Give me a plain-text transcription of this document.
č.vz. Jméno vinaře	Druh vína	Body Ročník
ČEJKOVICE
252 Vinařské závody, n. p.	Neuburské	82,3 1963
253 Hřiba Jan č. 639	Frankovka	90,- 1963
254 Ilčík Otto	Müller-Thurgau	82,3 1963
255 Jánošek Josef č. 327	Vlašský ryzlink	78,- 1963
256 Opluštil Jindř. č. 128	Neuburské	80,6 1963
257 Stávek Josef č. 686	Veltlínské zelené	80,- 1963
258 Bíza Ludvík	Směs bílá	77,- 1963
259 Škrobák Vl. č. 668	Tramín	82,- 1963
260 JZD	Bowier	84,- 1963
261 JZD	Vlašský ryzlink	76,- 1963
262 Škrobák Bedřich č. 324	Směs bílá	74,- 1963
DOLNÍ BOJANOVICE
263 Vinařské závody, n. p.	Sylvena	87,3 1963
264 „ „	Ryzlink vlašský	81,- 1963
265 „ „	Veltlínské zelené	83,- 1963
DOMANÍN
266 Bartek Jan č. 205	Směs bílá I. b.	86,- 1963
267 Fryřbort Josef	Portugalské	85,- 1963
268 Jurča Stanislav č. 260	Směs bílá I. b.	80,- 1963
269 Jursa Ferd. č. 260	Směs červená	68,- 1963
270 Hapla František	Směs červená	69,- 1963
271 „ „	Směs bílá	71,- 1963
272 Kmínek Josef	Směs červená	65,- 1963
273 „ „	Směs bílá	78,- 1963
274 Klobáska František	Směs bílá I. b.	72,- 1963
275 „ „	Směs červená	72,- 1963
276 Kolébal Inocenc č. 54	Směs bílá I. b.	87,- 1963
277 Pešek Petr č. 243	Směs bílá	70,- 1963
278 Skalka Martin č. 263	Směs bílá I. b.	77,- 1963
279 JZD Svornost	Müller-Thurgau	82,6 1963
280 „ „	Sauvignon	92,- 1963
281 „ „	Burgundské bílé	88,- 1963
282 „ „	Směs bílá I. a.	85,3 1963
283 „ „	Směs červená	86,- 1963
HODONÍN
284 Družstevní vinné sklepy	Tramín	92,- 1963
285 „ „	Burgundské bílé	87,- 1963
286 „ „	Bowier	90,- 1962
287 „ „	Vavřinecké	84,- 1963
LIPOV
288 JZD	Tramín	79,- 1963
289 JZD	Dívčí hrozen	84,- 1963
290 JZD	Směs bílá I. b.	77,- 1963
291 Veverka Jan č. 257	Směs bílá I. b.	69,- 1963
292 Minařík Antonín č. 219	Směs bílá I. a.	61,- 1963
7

******************************

• Brief
Repeat the listing in full, keeping every line exactly as it is.

• Solution
Give me a plain-text transcription of this document.
č.vz. Jméno vinaře	Druh vína	Body Ročník
ČEJKOVICE
252 Vinařské závody, n. p.	Neuburské	82,3 1963
253 Hřiba Jan č. 639	Frankovka	90,- 1963
254 Ilčík Otto	Müller-Thurgau	82,3 1963
255 Jánošek Josef č. 327	Vlašský ryzlink	78,- 1963
256 Opluštil Jindř. č. 128	Neuburské	80,6 1963
257 Stávek Josef č. 686	Veltlínské zelené	80,- 1963
258 Bíza Ludvík	Směs bílá	77,- 1963
259 Škrobák Vl. č. 668	Tramín	82,- 1963
260 JZD	Bowier	84,- 1963
261 JZD	Vlašský ryzlink	76,- 1963
262 Škrobák Bedřich č. 324	Směs bílá	74,- 1963
DOLNÍ BOJANOVICE
263 Vinařské závody, n. p.	Sylvena	87,3 1963
264 „ „	Ryzlink vlašský	81,- 1963
265 „ „	Veltlínské zelené	83,- 1963
DOMANÍN
266 Bartek Jan č. 205	Směs bílá I. b.	86,- 1963
267 Fryřbort Josef	Portugalské	85,- 1963
268 Jurča Stanislav č. 260	Směs bílá I. b.	80,- 1963
269 Jursa Ferd. č. 260	Směs červená	68,- 1963
270 Hapla František	Směs červená	69,- 1963
271 „ „	Směs bílá	71,- 1963
272 Kmínek Josef	Směs červená	65,- 1963
273 „ „	Směs bílá	78,- 1963
274 Klobáska František	Směs bílá I. b.	72,- 1963
275 „ „	Směs červená	72,- 1963
276 Kolébal Inocenc č. 54	Směs bílá I. b.	87,- 1963
277 Pešek Petr č. 243	Směs bílá	70,- 1963
278 Skalka Martin č. 263	Směs bílá I. b.	77,- 1963
279 JZD Svornost	Müller-Thurgau	82,6 1963
280 „ „	Sauvignon	92,- 1963
281 „ „	Burgundské bílé	88,- 1963
282 „ „	Směs bílá I. a.	85,3 1963
283 „ „	Směs červená	86,- 1963
HODONÍN
284 Družstevní vinné sklepy	Tramín	92,- 1963
285 „ „	Burgundské bílé	87,- 1963
286 „ „	Bowier	90,- 1962
287 „ „	Vavřinecké	84,- 1963
LIPOV
288 JZD	Tramín	79,- 1963
289 JZD	Dívčí hrozen	84,- 1963
290 JZD	Směs bílá I. b.	77,- 1963
291 Veverka Jan č. 257	Směs bílá I. b.	69,- 1963
292 Minařík Antonín č. 219	Směs bílá I. a.	61,- 1963
7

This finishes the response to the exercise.